▶ TASK PROMPT:
Look below and pull out each line with the word "ylabel".

▶ DATA SHOWN:
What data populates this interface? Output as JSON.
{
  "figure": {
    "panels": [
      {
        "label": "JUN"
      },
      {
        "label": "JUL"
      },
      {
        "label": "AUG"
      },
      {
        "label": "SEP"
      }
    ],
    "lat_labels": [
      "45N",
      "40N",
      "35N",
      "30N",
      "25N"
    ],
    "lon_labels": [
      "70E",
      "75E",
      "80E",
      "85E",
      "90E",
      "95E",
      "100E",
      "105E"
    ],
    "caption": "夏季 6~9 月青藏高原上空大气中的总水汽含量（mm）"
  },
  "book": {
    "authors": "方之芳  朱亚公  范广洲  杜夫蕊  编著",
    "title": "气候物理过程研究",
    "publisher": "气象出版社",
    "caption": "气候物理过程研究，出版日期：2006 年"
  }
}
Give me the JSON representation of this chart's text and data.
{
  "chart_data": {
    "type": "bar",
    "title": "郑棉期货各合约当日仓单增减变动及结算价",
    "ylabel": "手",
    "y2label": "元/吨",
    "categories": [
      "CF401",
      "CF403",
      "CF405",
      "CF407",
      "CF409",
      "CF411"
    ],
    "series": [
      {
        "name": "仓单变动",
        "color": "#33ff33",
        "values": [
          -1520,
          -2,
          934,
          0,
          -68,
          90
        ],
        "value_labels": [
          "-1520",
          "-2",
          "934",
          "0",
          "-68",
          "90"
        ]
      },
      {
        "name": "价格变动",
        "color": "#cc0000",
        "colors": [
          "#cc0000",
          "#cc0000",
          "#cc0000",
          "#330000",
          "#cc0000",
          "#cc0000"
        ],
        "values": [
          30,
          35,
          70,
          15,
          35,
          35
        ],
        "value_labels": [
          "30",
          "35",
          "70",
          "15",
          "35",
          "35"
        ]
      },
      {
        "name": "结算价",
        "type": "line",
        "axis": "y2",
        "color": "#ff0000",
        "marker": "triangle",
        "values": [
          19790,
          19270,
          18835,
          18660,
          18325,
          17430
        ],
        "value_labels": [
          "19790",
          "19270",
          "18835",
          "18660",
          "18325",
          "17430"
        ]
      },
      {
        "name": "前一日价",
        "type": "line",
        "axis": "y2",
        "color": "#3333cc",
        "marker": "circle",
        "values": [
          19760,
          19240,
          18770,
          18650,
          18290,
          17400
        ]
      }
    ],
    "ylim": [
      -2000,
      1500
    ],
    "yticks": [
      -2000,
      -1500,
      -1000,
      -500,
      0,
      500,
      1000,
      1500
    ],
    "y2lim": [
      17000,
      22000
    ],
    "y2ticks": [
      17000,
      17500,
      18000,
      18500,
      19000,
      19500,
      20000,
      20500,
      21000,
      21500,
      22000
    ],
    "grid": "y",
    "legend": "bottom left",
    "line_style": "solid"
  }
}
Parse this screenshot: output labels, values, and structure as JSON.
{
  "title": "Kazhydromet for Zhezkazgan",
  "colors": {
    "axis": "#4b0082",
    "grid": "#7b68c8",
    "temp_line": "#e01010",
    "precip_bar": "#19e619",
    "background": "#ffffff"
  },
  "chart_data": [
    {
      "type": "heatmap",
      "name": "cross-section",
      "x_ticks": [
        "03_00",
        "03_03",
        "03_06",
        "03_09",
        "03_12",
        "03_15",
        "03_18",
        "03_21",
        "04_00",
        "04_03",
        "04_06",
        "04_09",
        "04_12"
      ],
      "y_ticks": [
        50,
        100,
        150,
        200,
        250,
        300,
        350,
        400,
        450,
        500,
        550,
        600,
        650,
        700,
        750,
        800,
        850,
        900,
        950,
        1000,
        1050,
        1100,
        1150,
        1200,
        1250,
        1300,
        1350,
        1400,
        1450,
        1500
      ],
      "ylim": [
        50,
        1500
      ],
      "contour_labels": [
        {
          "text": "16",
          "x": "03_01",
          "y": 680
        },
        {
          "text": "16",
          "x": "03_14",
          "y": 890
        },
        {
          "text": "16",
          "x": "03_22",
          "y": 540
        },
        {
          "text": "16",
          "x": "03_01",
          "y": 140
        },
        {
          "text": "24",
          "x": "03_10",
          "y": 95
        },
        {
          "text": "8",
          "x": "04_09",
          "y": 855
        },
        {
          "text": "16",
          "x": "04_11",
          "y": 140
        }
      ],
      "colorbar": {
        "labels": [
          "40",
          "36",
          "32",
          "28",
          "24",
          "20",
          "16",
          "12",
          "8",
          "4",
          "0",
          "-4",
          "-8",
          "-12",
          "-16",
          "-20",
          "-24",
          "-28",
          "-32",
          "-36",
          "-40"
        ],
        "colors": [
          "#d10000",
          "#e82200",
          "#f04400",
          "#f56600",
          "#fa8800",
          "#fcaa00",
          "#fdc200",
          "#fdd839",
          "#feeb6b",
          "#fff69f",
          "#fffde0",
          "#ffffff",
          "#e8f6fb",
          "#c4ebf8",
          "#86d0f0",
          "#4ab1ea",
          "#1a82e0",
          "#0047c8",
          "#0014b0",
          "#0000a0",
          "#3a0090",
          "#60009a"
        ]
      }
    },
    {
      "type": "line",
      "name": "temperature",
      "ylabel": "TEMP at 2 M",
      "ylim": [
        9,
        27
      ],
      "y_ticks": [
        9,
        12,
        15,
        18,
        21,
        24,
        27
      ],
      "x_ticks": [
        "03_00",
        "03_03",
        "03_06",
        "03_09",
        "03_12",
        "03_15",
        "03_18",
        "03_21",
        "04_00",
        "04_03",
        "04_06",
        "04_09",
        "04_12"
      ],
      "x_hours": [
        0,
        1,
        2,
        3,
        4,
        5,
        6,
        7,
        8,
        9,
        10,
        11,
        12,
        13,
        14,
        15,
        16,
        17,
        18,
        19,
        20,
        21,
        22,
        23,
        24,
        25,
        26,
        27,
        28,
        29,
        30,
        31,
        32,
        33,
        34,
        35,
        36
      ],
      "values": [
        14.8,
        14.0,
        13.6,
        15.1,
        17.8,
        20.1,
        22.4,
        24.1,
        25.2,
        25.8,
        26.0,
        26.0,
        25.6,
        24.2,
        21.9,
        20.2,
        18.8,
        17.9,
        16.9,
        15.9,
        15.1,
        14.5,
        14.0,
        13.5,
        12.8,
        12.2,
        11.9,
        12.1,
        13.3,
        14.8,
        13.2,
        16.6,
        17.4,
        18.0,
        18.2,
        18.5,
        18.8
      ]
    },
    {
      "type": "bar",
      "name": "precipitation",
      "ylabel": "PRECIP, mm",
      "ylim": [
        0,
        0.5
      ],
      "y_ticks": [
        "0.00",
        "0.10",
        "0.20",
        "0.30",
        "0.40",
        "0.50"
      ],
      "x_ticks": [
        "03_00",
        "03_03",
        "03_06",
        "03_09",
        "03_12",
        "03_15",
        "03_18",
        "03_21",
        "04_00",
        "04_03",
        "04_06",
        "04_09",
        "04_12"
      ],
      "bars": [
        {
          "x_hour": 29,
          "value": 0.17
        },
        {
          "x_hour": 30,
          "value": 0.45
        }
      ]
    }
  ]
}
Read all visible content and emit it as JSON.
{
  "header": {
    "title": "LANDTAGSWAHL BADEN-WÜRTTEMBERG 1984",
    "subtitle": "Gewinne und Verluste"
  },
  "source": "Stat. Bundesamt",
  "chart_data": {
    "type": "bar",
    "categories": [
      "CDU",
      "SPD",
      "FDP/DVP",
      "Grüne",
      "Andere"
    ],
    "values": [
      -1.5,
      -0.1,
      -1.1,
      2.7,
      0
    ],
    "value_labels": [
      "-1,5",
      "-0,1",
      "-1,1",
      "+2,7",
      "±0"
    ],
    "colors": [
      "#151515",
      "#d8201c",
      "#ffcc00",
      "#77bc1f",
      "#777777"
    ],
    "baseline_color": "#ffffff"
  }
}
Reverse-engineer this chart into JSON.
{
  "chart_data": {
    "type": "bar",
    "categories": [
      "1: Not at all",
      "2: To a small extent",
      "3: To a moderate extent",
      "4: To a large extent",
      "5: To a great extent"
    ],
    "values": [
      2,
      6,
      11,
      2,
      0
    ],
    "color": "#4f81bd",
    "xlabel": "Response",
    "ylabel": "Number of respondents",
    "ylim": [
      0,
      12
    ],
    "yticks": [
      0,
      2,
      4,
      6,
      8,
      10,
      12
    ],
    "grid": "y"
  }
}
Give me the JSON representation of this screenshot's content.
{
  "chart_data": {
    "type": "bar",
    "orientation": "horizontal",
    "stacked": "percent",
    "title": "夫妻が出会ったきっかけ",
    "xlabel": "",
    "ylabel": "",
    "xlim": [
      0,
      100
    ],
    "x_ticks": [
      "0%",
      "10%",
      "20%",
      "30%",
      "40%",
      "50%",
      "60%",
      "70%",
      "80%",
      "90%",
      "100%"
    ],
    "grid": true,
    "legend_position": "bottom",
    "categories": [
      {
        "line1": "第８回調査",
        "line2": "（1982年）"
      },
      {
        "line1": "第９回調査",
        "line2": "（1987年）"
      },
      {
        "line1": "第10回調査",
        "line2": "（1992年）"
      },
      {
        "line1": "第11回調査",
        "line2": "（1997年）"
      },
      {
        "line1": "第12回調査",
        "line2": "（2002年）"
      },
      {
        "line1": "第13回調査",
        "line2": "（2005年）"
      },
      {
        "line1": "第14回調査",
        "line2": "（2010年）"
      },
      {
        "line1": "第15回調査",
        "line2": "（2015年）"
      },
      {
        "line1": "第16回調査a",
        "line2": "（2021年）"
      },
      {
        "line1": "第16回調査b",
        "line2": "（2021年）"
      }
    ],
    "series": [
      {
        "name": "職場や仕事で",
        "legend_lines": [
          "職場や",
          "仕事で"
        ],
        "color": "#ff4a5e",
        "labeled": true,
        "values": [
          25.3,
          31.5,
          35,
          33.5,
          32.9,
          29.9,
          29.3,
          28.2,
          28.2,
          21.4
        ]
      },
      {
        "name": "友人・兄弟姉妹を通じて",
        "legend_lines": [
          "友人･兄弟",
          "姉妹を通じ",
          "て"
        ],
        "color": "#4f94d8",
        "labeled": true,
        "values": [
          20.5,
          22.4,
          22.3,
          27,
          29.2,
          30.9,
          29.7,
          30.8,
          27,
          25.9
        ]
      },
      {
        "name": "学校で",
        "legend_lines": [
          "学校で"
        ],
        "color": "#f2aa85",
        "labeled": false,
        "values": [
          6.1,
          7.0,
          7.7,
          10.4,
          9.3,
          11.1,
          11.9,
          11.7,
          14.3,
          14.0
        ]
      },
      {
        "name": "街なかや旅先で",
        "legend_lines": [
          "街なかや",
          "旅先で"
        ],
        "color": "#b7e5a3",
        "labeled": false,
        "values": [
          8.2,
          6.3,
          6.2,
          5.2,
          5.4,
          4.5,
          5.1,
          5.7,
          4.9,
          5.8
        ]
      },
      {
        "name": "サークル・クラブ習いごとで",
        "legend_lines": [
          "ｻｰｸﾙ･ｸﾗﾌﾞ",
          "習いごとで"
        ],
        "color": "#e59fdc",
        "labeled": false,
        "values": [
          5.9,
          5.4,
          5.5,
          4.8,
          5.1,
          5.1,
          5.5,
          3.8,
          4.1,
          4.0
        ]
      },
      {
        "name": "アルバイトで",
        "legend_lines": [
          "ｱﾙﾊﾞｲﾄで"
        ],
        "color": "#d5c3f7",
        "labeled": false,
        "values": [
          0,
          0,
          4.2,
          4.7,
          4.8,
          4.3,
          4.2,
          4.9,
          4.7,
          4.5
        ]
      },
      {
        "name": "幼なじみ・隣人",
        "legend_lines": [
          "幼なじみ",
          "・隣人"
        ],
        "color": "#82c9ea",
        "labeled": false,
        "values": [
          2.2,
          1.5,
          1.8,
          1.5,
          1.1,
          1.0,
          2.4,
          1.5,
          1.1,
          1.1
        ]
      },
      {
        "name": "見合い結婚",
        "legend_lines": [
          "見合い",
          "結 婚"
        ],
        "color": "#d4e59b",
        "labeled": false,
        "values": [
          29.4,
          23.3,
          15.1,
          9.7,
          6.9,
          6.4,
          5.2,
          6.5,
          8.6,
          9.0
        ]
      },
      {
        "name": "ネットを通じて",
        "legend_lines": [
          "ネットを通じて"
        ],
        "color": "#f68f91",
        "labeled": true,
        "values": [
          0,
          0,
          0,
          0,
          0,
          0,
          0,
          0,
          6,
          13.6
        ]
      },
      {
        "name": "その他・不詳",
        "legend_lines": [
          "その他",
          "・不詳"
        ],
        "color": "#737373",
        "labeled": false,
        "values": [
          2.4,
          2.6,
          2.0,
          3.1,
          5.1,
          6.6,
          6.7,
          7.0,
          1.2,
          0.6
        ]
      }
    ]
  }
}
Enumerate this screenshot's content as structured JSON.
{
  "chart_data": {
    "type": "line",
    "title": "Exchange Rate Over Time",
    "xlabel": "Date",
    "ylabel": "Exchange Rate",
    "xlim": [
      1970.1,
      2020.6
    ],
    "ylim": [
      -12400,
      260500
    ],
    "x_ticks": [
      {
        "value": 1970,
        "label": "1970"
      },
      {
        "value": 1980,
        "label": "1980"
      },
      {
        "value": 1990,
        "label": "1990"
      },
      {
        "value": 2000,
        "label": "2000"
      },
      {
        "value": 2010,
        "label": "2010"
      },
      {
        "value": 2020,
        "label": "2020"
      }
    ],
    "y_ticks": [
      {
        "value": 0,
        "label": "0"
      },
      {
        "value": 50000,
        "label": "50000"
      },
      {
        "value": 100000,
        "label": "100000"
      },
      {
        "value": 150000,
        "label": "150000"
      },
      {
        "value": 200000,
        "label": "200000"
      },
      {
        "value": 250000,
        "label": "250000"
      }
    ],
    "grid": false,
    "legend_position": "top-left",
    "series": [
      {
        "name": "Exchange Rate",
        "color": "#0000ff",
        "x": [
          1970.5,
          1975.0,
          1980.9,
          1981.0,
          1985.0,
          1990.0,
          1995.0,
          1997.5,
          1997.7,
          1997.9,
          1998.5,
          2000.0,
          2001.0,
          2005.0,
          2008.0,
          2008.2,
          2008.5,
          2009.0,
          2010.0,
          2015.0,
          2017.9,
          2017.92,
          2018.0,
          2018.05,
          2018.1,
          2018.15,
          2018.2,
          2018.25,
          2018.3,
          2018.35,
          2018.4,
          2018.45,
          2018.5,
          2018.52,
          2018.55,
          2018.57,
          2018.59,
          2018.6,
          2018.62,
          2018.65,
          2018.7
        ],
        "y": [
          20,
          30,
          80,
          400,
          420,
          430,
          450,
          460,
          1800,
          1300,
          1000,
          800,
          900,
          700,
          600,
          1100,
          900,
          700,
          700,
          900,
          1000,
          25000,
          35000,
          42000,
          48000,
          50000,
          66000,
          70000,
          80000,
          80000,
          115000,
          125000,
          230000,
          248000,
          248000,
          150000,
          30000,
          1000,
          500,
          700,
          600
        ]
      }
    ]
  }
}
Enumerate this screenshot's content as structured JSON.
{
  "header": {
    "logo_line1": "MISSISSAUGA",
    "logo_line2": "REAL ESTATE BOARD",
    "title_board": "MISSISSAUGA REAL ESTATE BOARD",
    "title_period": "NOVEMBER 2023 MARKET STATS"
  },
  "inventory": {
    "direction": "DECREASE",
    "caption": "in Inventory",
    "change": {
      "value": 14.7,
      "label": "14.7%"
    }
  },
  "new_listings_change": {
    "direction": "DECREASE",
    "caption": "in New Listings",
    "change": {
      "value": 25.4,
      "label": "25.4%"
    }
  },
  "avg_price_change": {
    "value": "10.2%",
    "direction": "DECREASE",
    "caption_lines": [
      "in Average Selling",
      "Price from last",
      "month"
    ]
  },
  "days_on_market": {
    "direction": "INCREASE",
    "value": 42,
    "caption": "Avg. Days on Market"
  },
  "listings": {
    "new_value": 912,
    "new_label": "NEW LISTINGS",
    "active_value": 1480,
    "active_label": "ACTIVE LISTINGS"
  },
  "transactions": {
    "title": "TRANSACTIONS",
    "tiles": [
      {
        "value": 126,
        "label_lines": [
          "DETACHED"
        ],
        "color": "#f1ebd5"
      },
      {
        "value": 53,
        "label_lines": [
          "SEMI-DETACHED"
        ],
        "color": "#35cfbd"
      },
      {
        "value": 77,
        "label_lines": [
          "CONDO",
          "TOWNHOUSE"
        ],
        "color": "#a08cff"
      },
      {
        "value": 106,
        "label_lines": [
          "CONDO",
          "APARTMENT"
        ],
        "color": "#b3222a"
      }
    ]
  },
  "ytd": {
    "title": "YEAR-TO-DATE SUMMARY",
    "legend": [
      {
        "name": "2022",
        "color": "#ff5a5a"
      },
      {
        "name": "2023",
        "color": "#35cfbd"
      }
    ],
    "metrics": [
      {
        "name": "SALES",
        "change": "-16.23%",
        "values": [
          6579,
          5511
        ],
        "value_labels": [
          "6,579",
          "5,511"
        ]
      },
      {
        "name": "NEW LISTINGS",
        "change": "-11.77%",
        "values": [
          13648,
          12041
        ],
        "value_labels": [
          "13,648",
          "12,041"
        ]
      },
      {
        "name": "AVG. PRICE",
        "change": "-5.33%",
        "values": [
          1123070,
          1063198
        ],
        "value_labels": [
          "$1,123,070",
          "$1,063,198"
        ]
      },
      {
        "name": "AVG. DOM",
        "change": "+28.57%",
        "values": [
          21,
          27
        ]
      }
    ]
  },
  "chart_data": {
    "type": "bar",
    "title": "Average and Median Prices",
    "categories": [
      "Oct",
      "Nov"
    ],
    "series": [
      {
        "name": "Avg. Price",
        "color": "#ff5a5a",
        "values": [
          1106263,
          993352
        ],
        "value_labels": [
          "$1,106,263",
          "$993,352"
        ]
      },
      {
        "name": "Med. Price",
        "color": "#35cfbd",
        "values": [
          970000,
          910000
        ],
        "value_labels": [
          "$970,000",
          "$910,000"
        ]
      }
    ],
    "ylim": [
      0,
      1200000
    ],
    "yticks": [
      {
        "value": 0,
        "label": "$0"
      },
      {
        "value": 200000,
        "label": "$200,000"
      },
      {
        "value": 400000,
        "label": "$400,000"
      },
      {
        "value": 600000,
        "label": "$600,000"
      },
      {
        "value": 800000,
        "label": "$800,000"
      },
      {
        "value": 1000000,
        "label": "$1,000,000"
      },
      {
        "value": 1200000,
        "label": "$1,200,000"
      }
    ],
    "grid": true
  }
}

▶ THE RESPONSE:
    "ylabel": "手",
      "ylabel": "TEMP at 2 M",
      "ylabel": "PRECIP, mm",
    "ylabel": "Number of respondents",
    "ylabel": "",
    "ylabel": "Exchange Rate",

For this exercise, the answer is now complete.